## WHAT IS NEEDED
Count the lines below that contain the word "римского", and reply with that number alone.

-- Start of RECORDS --

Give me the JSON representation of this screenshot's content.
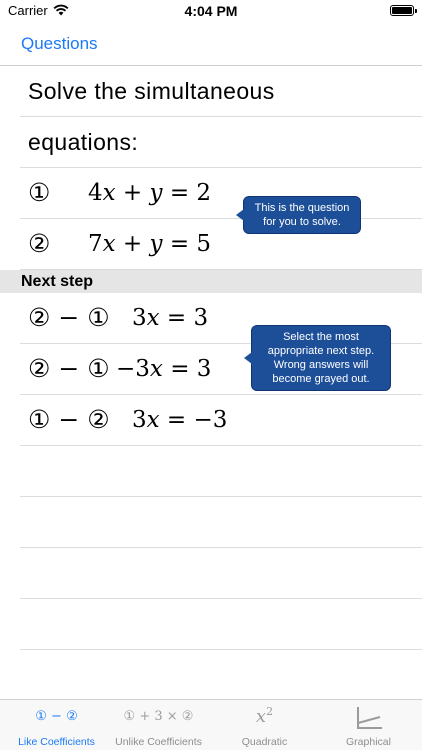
{
  "status_bar": {
    "carrier": "Carrier",
    "time": "4:04 PM"
  },
  "nav": {
    "back_label": "Questions"
  },
  "question": {
    "title_line1": "Solve the simultaneous",
    "title_line2": "equations:",
    "equations": [
      {
        "marker": "①",
        "coef": "4",
        "var1": "x",
        "op": " + ",
        "var2": "y",
        "rhs": " = 2"
      },
      {
        "marker": "②",
        "coef": "7",
        "var1": "x",
        "op": " + ",
        "var2": "y",
        "rhs": " = 5"
      }
    ]
  },
  "next_step": {
    "header": "Next step",
    "options": [
      {
        "ops": "② − ①",
        "lhs": "3",
        "var": "x",
        "rhs": " = 3"
      },
      {
        "ops": "② − ①",
        "lhs": "−3",
        "var": "x",
        "rhs": " = 3"
      },
      {
        "ops": "① − ②",
        "lhs": "3",
        "var": "x",
        "rhs": " = −3"
      }
    ]
  },
  "tooltips": {
    "question": "This is the question for you to solve.",
    "next_step": "Select the most appropriate next step. Wrong answers will become grayed out."
  },
  "tabs": [
    {
      "glyph": "① − ②",
      "label": "Like Coefficients",
      "active": true,
      "icon": "like-coefficients-icon"
    },
    {
      "glyph": "① + 3 × ②",
      "label": "Unlike Coefficients",
      "active": false,
      "icon": "unlike-coefficients-icon"
    },
    {
      "glyph_base": "x",
      "glyph_sup": "2",
      "label": "Quadratic",
      "active": false,
      "icon": "quadratic-icon"
    },
    {
      "label": "Graphical",
      "active": false,
      "icon": "graph-axes-icon"
    }
  ],
  "colors": {
    "accent": "#1b7af5",
    "tooltip": "#1d4f99",
    "section_header": "#e5e5e5",
    "inactive_tab": "#8e8e8e"
  }
}
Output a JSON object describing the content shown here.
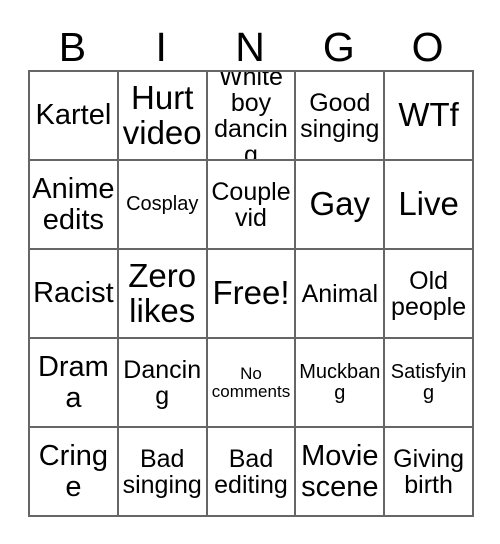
{
  "card": {
    "title": "BINGO",
    "header_letters": [
      "B",
      "I",
      "N",
      "G",
      "O"
    ],
    "rows": [
      [
        {
          "label": "Kartel",
          "size": "lg"
        },
        {
          "label": "Hurt video",
          "size": "xl"
        },
        {
          "label": "White boy dancing",
          "size": "md"
        },
        {
          "label": "Good singing",
          "size": "md"
        },
        {
          "label": "WTf",
          "size": "xl"
        }
      ],
      [
        {
          "label": "Anime edits",
          "size": "lg"
        },
        {
          "label": "Cosplay",
          "size": "sm"
        },
        {
          "label": "Couple vid",
          "size": "md"
        },
        {
          "label": "Gay",
          "size": "xl"
        },
        {
          "label": "Live",
          "size": "xl"
        }
      ],
      [
        {
          "label": "Racist",
          "size": "lg"
        },
        {
          "label": "Zero likes",
          "size": "xl"
        },
        {
          "label": "Free!",
          "size": "xl"
        },
        {
          "label": "Animal",
          "size": "md"
        },
        {
          "label": "Old people",
          "size": "md"
        }
      ],
      [
        {
          "label": "Drama",
          "size": "lg"
        },
        {
          "label": "Dancing",
          "size": "md"
        },
        {
          "label": "No comments",
          "size": "xs"
        },
        {
          "label": "Muckbang",
          "size": "sm"
        },
        {
          "label": "Satisfying",
          "size": "sm"
        }
      ],
      [
        {
          "label": "Cringe",
          "size": "lg"
        },
        {
          "label": "Bad singing",
          "size": "md"
        },
        {
          "label": "Bad editing",
          "size": "md"
        },
        {
          "label": "Movie scene",
          "size": "lg"
        },
        {
          "label": "Giving birth",
          "size": "md"
        }
      ]
    ],
    "free_space": {
      "row": 2,
      "col": 2,
      "label": "Free!"
    },
    "colors": {
      "background": "#ffffff",
      "text": "#000000",
      "grid_line": "#666666"
    }
  }
}
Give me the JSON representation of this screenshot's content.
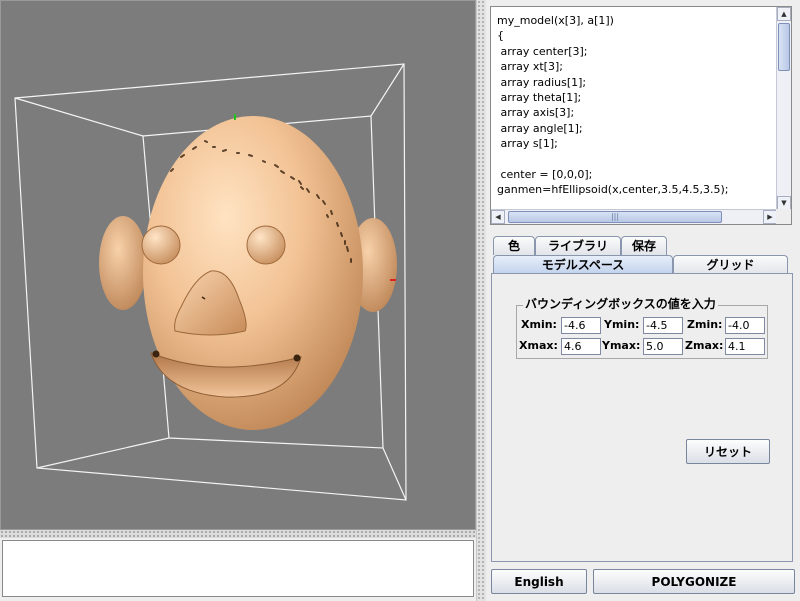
{
  "editor": {
    "lines": [
      "my_model(x[3], a[1])",
      "{",
      " array center[3];",
      " array xt[3];",
      " array radius[1];",
      " array theta[1];",
      " array axis[3];",
      " array angle[1];",
      " array s[1];",
      "",
      " center = [0,0,0];",
      "ganmen=hfEllipsoid(x,center,3.5,4.5,3.5);"
    ]
  },
  "tabs": {
    "row_top": [
      "色",
      "ライブラリ",
      "保存"
    ],
    "model_space": "モデルスペース",
    "grid": "グリッド"
  },
  "bounding_box": {
    "title": "バウンディングボックスの値を入力",
    "xmin_label": "Xmin:",
    "xmin": "-4.6",
    "ymin_label": "Ymin:",
    "ymin": "-4.5",
    "zmin_label": "Zmin:",
    "zmin": "-4.0",
    "xmax_label": "Xmax:",
    "xmax": "4.6",
    "ymax_label": "Ymax:",
    "ymax": "5.0",
    "zmax_label": "Zmax:",
    "zmax": "4.1"
  },
  "buttons": {
    "reset": "リセット",
    "english": "English",
    "polygonize": "POLYGONIZE"
  },
  "colors": {
    "viewport_bg": "#7c7c7c",
    "model_skin": "#f2c294",
    "selected_tab": "#c2d3ed"
  }
}
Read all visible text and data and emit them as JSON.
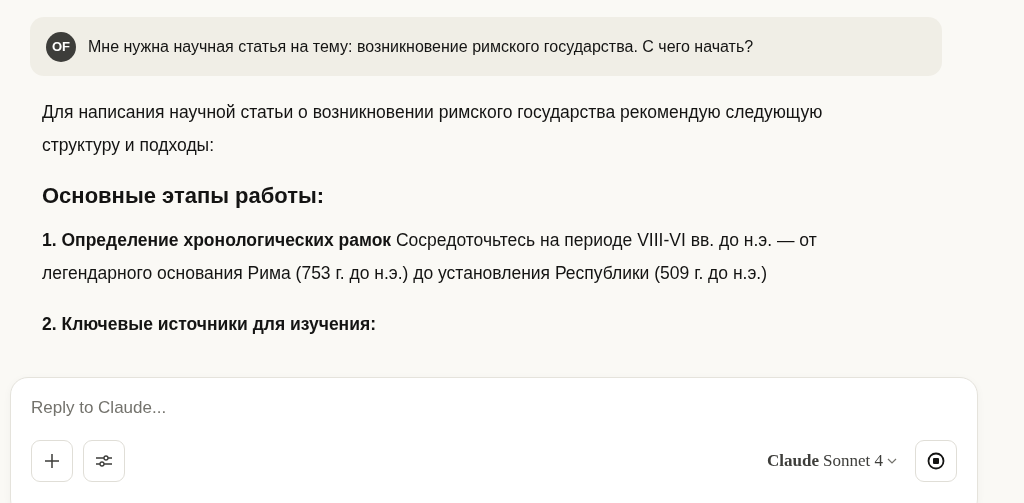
{
  "user_message": {
    "avatar_initials": "OF",
    "text": "Мне нужна научная статья на тему: возникновение римского государства. С чего начать?"
  },
  "response": {
    "blocks": [
      {
        "kind": "paragraph",
        "text": "Для написания научной статьи о возникновении римского государства рекомендую следующую структуру и подходы:"
      },
      {
        "kind": "heading",
        "text": "Основные этапы работы:"
      },
      {
        "kind": "paragraph",
        "text": "**1. Определение хронологических рамок** Сосредоточьтесь на периоде VIII-VI вв. до н.э. — от легендарного основания Рима (753 г. до н.э.) до установления Республики (509 г. до н.э.)"
      },
      {
        "kind": "subheading",
        "text": "2. Ключевые источники для изучения:"
      }
    ]
  },
  "composer": {
    "placeholder": "Reply to Claude...",
    "model_name": "Claude",
    "model_version": "Sonnet 4"
  }
}
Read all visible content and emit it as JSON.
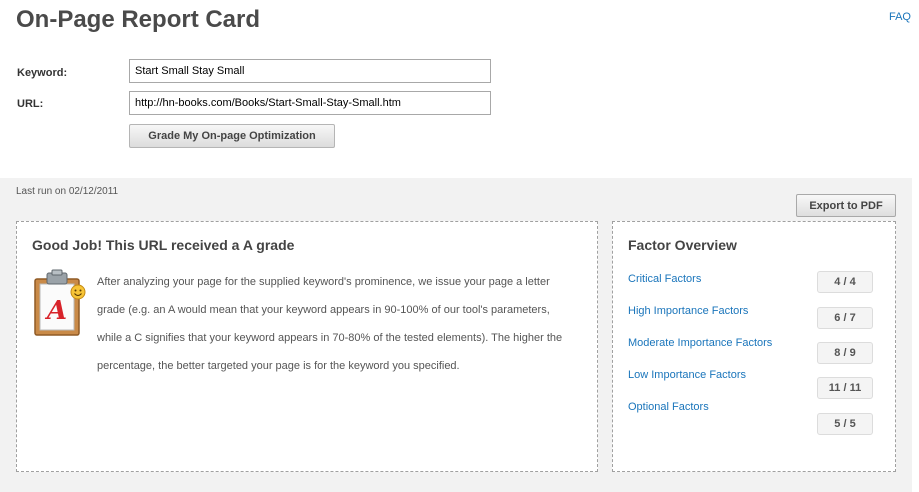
{
  "page": {
    "title": "On-Page Report Card",
    "faq_label": "FAQ"
  },
  "form": {
    "keyword_label": "Keyword:",
    "keyword_value": "Start Small Stay Small",
    "url_label": "URL:",
    "url_value": "http://hn-books.com/Books/Start-Small-Stay-Small.htm",
    "submit_label": "Grade My On-page Optimization"
  },
  "results": {
    "last_run": "Last run on 02/12/2011",
    "export_label": "Export to PDF",
    "grade": {
      "heading": "Good Job! This URL received a A grade",
      "letter": "A",
      "description": "After analyzing your page for the supplied keyword's prominence, we issue your page a letter grade (e.g. an A would mean that your keyword appears in 90-100% of our tool's parameters, while a C signifies that your keyword appears in 70-80% of the tested elements). The higher the percentage, the better targeted your page is for the keyword you specified."
    },
    "factors": {
      "heading": "Factor Overview",
      "items": [
        {
          "label": "Critical Factors",
          "score": "4 / 4"
        },
        {
          "label": "High Importance Factors",
          "score": "6 / 7"
        },
        {
          "label": "Moderate Importance Factors",
          "score": "8 / 9"
        },
        {
          "label": "Low Importance Factors",
          "score": "11 / 11"
        },
        {
          "label": "Optional Factors",
          "score": "5 / 5"
        }
      ]
    }
  },
  "colors": {
    "link": "#1a75bb",
    "grade_letter": "#d8232a",
    "clipboard": "#c98a48"
  },
  "icons": {
    "report": "clipboard-grade-icon",
    "smiley": "smiley-icon"
  }
}
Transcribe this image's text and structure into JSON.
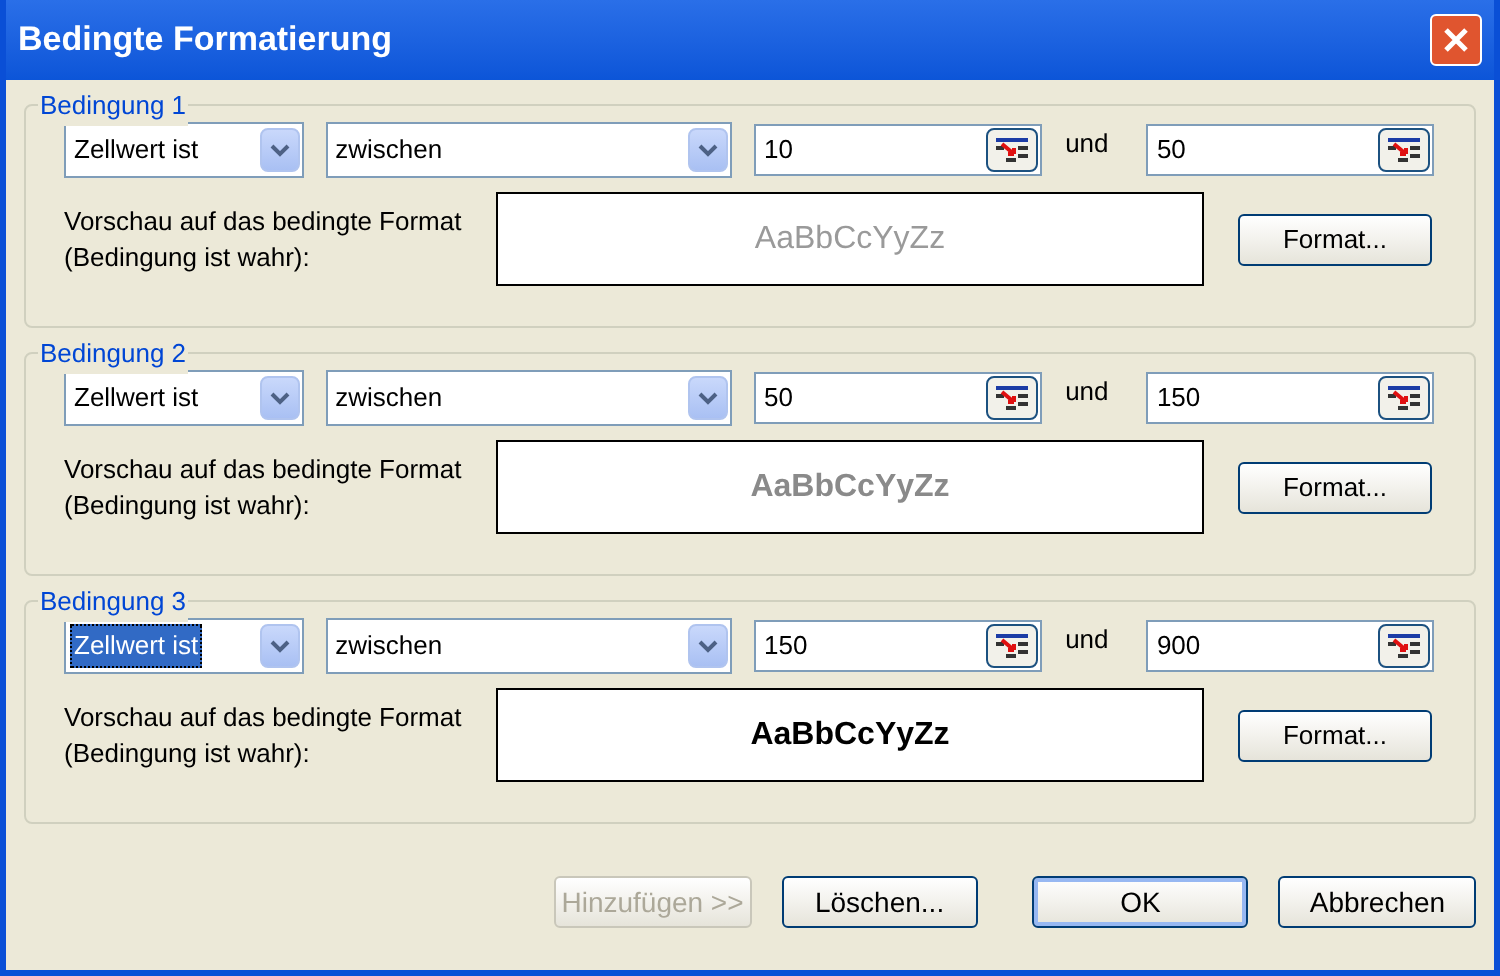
{
  "window": {
    "title": "Bedingte Formatierung"
  },
  "conditions": [
    {
      "legend": "Bedingung 1",
      "operand": {
        "value": "Zellwert ist",
        "focused": false
      },
      "operator": "zwischen",
      "from": "10",
      "joiner": "und",
      "to": "50",
      "preview_label": "Vorschau auf das bedingte Format (Bedingung ist wahr):",
      "preview": {
        "text": "AaBbCcYyZz",
        "kind": "grey"
      },
      "format_button": "Format..."
    },
    {
      "legend": "Bedingung 2",
      "operand": {
        "value": "Zellwert ist",
        "focused": false
      },
      "operator": "zwischen",
      "from": "50",
      "joiner": "und",
      "to": "150",
      "preview_label": "Vorschau auf das bedingte Format (Bedingung ist wahr):",
      "preview": {
        "text": "AaBbCcYyZz",
        "kind": "grey-bold"
      },
      "format_button": "Format..."
    },
    {
      "legend": "Bedingung 3",
      "operand": {
        "value": "Zellwert ist",
        "focused": true
      },
      "operator": "zwischen",
      "from": "150",
      "joiner": "und",
      "to": "900",
      "preview_label": "Vorschau auf das bedingte Format (Bedingung ist wahr):",
      "preview": {
        "text": "AaBbCcYyZz",
        "kind": "bold"
      },
      "format_button": "Format..."
    }
  ],
  "buttons": [
    {
      "label": "Hinzufügen >>",
      "disabled": true,
      "default": false
    },
    {
      "label": "Löschen...",
      "disabled": false,
      "default": false
    },
    {
      "label": "OK",
      "disabled": false,
      "default": true
    },
    {
      "label": "Abbrechen",
      "disabled": false,
      "default": false
    }
  ]
}
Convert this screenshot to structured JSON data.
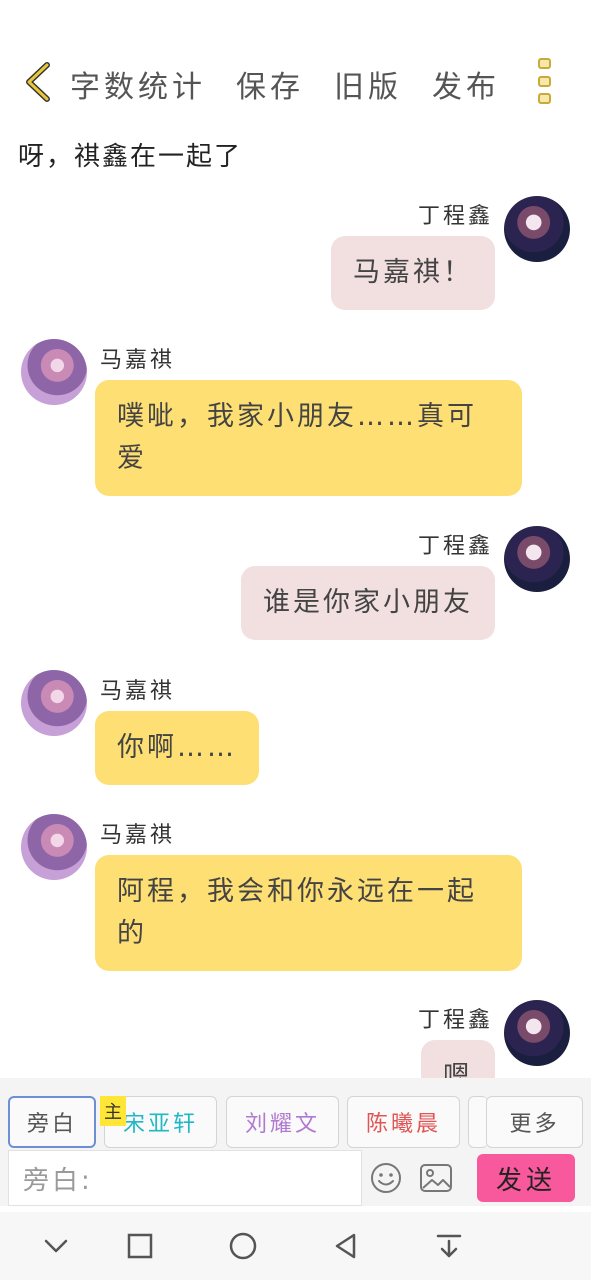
{
  "toolbar": {
    "links": [
      "字数统计",
      "保存",
      "旧版",
      "发布"
    ]
  },
  "chapter_title": "呀，祺鑫在一起了",
  "messages": [
    {
      "speaker": "丁程鑫",
      "text": "马嘉祺！"
    },
    {
      "speaker": "马嘉祺",
      "text": "噗呲，我家小朋友……真可爱"
    },
    {
      "speaker": "丁程鑫",
      "text": "谁是你家小朋友"
    },
    {
      "speaker": "马嘉祺",
      "text": "你啊……"
    },
    {
      "speaker": "马嘉祺",
      "text": "阿程，我会和你永远在一起的"
    },
    {
      "speaker": "丁程鑫",
      "text": "嗯"
    }
  ],
  "roles": {
    "narration": "旁白",
    "badge": "主",
    "role1": "宋亚轩",
    "role2": "刘耀文",
    "role3": "陈曦晨",
    "more": "更多"
  },
  "role_colors": {
    "role1": "#20b8c4",
    "role2": "#b07ad0",
    "role3": "#e05555"
  },
  "input": {
    "prefix": "旁白:",
    "send": "发送"
  },
  "colors": {
    "bubble_self": "#f2e0e1",
    "bubble_other": "#fddf73",
    "send_button": "#f8589c",
    "accent_back": "#c9a93a"
  }
}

-- End of RECORDS --

## EXPECTED OUTPUT
2